- _To do_
Read the listing below and copy out every line that holds "Comedor".

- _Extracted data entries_
____________
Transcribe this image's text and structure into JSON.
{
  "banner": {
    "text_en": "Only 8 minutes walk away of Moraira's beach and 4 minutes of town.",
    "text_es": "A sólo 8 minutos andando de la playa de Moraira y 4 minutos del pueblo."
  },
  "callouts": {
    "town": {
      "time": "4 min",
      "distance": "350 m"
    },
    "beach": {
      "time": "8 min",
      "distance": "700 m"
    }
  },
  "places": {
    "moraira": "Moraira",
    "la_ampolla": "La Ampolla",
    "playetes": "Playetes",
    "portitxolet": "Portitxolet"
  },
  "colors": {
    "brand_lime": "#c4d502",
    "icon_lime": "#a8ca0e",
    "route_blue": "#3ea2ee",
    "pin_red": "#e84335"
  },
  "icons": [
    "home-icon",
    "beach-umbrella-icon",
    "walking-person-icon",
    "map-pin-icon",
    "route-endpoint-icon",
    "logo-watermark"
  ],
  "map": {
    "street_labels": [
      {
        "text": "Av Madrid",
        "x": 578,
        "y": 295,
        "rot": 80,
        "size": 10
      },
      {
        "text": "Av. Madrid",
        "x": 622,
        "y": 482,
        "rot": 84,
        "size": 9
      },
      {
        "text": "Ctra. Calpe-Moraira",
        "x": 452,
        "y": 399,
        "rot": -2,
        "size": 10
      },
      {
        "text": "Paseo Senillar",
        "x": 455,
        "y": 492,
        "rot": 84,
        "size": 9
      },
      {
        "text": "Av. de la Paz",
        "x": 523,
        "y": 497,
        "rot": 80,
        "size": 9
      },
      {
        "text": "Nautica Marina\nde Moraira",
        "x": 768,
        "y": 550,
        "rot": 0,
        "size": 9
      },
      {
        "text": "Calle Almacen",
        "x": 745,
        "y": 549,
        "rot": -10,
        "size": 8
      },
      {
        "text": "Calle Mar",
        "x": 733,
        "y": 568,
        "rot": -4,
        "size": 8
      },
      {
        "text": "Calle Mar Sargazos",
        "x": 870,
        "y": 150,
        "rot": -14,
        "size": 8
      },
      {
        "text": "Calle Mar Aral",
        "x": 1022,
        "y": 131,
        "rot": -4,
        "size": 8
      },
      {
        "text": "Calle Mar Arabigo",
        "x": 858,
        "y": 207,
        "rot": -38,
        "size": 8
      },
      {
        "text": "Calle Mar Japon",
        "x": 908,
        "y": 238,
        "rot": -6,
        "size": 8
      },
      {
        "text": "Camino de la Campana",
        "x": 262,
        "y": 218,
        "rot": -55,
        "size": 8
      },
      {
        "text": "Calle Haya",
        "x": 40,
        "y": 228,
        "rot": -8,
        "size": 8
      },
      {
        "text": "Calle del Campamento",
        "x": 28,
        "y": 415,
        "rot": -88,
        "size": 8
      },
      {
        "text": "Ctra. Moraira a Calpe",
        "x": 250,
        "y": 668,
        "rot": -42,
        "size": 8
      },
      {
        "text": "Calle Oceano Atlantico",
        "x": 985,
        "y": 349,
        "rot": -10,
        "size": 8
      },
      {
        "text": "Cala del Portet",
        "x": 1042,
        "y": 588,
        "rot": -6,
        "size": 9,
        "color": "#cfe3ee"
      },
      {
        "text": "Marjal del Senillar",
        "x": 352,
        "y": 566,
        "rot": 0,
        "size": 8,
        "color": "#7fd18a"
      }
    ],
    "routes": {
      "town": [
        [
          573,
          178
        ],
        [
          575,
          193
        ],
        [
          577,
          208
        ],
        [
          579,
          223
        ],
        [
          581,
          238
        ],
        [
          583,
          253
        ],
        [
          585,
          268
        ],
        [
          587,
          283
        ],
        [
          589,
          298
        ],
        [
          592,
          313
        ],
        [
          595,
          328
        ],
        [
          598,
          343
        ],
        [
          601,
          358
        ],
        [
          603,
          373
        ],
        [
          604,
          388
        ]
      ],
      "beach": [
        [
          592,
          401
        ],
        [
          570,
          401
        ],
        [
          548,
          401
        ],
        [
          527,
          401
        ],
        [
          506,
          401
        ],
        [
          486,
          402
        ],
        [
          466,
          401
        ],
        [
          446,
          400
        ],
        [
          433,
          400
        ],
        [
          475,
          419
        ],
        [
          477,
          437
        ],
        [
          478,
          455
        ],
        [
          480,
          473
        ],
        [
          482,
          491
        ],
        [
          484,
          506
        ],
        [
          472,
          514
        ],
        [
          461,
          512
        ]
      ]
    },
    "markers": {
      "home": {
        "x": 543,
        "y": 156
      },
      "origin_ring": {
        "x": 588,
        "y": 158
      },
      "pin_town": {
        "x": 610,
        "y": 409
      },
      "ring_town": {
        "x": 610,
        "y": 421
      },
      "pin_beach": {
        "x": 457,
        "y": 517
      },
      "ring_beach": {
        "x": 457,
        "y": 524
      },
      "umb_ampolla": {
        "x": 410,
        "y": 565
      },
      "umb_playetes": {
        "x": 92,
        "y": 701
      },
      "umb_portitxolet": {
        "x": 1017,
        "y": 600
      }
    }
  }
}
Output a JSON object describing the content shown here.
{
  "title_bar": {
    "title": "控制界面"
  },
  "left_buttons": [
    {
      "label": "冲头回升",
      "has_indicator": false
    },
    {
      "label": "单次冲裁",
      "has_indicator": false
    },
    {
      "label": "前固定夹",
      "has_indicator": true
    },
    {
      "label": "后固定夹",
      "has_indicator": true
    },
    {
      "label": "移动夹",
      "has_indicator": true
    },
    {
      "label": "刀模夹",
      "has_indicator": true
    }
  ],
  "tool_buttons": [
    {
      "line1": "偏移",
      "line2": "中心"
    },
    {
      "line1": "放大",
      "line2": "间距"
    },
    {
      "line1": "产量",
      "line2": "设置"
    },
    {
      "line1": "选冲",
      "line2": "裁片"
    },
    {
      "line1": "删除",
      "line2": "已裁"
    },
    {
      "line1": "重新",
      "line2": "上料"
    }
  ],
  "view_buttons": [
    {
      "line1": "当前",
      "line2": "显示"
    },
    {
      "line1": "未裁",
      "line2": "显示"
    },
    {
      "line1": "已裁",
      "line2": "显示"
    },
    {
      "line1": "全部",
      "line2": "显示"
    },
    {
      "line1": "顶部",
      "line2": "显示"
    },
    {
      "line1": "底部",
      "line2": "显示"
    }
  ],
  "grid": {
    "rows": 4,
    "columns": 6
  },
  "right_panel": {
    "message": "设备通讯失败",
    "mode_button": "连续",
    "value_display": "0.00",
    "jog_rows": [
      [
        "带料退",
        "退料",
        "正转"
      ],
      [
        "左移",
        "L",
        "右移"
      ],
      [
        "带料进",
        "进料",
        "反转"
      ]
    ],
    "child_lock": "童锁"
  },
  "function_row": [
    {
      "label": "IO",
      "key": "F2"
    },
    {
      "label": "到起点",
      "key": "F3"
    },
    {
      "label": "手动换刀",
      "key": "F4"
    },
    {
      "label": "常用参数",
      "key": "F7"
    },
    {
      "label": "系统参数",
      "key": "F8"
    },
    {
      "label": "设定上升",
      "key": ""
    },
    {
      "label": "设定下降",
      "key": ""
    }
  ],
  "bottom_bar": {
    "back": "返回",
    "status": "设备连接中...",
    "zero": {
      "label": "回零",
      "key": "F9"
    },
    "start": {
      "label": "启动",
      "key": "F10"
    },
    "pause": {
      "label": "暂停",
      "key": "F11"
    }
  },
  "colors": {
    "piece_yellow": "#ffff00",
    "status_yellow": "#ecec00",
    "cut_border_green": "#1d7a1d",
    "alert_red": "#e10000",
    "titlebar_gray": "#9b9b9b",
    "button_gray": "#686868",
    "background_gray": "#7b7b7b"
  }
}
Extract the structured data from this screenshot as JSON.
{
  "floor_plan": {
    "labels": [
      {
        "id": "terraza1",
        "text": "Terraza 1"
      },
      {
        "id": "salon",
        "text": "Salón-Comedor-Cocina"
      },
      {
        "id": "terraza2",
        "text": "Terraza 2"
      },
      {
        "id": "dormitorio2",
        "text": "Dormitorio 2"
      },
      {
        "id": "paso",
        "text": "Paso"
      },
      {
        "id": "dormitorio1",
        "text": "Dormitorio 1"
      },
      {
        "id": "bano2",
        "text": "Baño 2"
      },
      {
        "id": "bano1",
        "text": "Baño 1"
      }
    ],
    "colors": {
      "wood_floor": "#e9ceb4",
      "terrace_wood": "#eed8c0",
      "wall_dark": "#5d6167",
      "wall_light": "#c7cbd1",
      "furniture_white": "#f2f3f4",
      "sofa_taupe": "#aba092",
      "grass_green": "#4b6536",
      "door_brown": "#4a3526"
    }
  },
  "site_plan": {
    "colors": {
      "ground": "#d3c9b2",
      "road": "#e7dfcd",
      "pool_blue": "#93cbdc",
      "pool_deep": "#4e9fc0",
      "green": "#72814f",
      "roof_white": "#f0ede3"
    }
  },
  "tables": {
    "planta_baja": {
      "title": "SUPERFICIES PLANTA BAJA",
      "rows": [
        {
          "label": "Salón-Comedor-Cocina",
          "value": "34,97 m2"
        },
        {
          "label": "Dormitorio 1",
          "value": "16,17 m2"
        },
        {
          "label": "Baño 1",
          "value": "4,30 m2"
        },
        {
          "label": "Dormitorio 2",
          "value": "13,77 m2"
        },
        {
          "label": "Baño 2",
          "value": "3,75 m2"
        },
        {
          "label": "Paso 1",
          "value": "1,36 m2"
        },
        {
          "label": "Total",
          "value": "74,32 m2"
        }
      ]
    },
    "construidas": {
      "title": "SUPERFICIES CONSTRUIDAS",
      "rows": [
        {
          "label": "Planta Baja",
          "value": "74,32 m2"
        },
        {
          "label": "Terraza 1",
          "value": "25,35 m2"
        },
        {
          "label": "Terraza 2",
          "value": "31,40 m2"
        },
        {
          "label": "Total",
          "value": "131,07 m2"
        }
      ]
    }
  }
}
____________
- _Exercise response_
        "text": "Salón-Comedor-Cocina"
          "label": "Salón-Comedor-Cocina",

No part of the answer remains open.